**** TASK INPUT ****
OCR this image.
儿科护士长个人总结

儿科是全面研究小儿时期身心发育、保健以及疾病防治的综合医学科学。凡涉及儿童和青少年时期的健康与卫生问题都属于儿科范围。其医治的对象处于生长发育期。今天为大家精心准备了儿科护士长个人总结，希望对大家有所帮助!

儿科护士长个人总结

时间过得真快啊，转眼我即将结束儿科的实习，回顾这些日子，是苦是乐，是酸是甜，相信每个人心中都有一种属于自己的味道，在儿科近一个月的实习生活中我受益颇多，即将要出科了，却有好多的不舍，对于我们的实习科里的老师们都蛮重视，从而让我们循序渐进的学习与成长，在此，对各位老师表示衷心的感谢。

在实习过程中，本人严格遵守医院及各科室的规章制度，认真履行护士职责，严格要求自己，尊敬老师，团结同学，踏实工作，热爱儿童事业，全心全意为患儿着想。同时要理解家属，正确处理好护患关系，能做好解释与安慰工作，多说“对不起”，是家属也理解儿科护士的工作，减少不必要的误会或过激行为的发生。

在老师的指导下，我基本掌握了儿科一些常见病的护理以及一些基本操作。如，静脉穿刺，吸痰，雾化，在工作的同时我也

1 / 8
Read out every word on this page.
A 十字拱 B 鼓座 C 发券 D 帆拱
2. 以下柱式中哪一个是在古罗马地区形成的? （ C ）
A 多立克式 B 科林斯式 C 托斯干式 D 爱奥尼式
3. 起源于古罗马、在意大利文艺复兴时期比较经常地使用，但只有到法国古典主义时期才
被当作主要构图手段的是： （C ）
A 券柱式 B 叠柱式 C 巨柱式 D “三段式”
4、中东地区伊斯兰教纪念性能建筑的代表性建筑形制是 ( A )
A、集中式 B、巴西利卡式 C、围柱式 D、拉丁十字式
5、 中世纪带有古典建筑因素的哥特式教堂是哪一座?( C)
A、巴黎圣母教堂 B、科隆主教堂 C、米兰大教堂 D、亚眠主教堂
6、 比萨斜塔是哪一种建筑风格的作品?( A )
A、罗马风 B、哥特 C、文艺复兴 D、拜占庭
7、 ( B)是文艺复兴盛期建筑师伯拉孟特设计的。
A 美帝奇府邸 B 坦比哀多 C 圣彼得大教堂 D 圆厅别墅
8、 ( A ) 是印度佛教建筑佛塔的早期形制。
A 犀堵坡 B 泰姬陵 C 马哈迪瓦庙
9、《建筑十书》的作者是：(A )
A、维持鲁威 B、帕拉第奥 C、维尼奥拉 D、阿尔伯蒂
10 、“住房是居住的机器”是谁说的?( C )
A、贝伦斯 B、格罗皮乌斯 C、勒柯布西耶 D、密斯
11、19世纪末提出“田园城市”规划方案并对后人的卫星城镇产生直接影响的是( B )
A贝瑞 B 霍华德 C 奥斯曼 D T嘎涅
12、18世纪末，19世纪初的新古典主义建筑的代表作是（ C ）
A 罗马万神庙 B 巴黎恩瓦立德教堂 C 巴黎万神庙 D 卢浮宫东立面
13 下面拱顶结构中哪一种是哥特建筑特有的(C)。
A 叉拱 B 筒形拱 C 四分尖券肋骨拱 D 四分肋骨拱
****
• _REQUEST_:
Scan the lines for the string "this". Pick out every line that has it.

• _IN RESPONSE_:
OCR this image.
Read out every word on this page.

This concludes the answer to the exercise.